*Task inputs:*
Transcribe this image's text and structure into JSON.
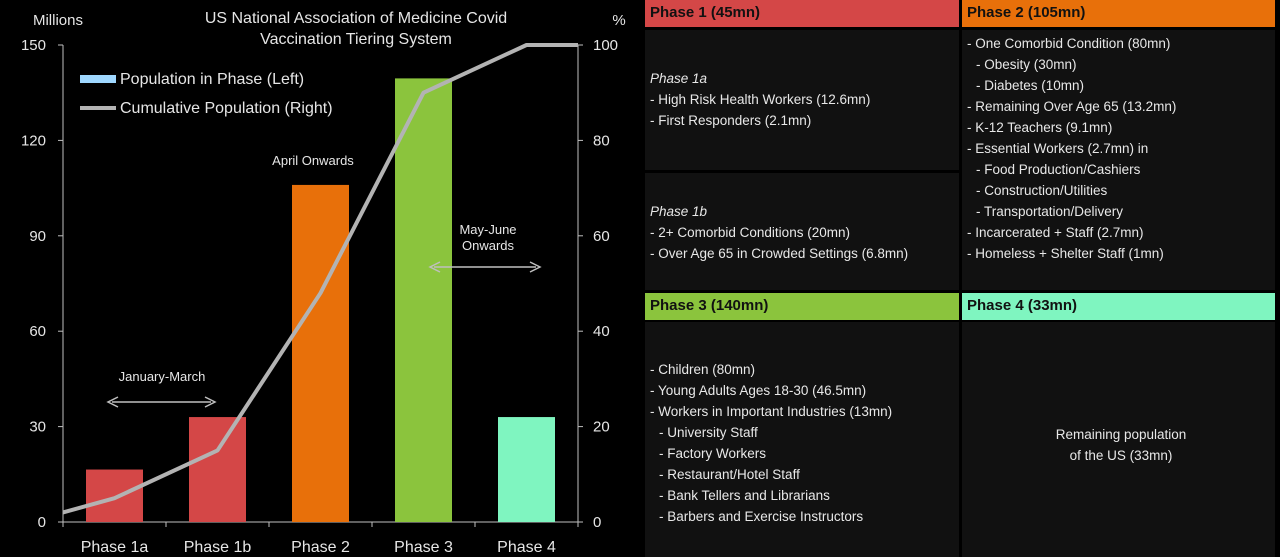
{
  "chart_data": {
    "type": "bar",
    "title": "US National  Association of Medicine Covid Vaccination Tiering System",
    "title_lines": [
      "US National  Association of Medicine Covid",
      "Vaccination Tiering System"
    ],
    "left_axis_label": "Millions",
    "right_axis_label": "%",
    "categories": [
      "Phase 1a",
      "Phase 1b",
      "Phase 2",
      "Phase 3",
      "Phase 4"
    ],
    "left_ticks": [
      "0",
      "30",
      "60",
      "90",
      "120",
      "150"
    ],
    "right_ticks": [
      "0",
      "20",
      "40",
      "60",
      "80",
      "100"
    ],
    "ylim_left": [
      0,
      150
    ],
    "ylim_right": [
      0,
      100
    ],
    "series": [
      {
        "name": "Population in Phase (Left)",
        "type": "bar",
        "axis": "left",
        "values": [
          16.5,
          33,
          106,
          139.5,
          33
        ],
        "colors": [
          "#d44747",
          "#d44747",
          "#e8700a",
          "#8bc43d",
          "#7ff5c0"
        ]
      },
      {
        "name": "Cumulative Population (Right)",
        "type": "line",
        "axis": "right",
        "color": "#b3b3b3",
        "x": [
          "start",
          "Phase 1a",
          "Phase 1b",
          "Phase 2",
          "Phase 3",
          "Phase 4",
          "end"
        ],
        "values": [
          2,
          5,
          15,
          48,
          90,
          100,
          100
        ]
      }
    ],
    "legend_position": "top-left",
    "annotations": [
      {
        "text_lines": [
          "January-March"
        ],
        "arrow": "double"
      },
      {
        "text_lines": [
          "April Onwards"
        ],
        "arrow": "none"
      },
      {
        "text_lines": [
          "May-June",
          "Onwards"
        ],
        "arrow": "right"
      }
    ]
  },
  "table": {
    "phase1": {
      "header": "Phase 1 (45mn)",
      "color": "#d44747",
      "sub_1a": {
        "title": "Phase 1a",
        "items": [
          "- High Risk Health Workers (12.6mn)",
          "- First Responders (2.1mn)"
        ]
      },
      "sub_1b": {
        "title": "Phase 1b",
        "items": [
          "- 2+ Comorbid Conditions (20mn)",
          "- Over Age 65 in Crowded Settings (6.8mn)"
        ]
      }
    },
    "phase2": {
      "header": "Phase 2 (105mn)",
      "color": "#e8700a",
      "items": [
        "- One Comorbid Condition (80mn)",
        "   - Obesity (30mn)",
        "   - Diabetes (10mn)",
        "- Remaining Over Age 65 (13.2mn)",
        "- K-12 Teachers (9.1mn)",
        "- Essential Workers (2.7mn) in",
        "   - Food Production/Cashiers",
        "   - Construction/Utilities",
        "   - Transportation/Delivery",
        "- Incarcerated + Staff (2.7mn)",
        "- Homeless + Shelter Staff (1mn)"
      ]
    },
    "phase3": {
      "header": "Phase 3 (140mn)",
      "color": "#8bc43d",
      "items": [
        "- Children (80mn)",
        "- Young Adults Ages 18-30 (46.5mn)",
        "- Workers in Important Industries (13mn)",
        "   - University Staff",
        "   - Factory Workers",
        "   - Restaurant/Hotel Staff",
        "   - Bank Tellers and Librarians",
        "   - Barbers and Exercise Instructors"
      ]
    },
    "phase4": {
      "header": "Phase 4 (33mn)",
      "color": "#7ff5c0",
      "text_lines": [
        "Remaining population",
        "of the US (33mn)"
      ]
    }
  }
}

*Aim:*
Reproduce each line holding the word "Covid".

*Exercise answer:*
    "title": "US National  Association of Medicine Covid Vaccination Tiering System",
      "US National  Association of Medicine Covid",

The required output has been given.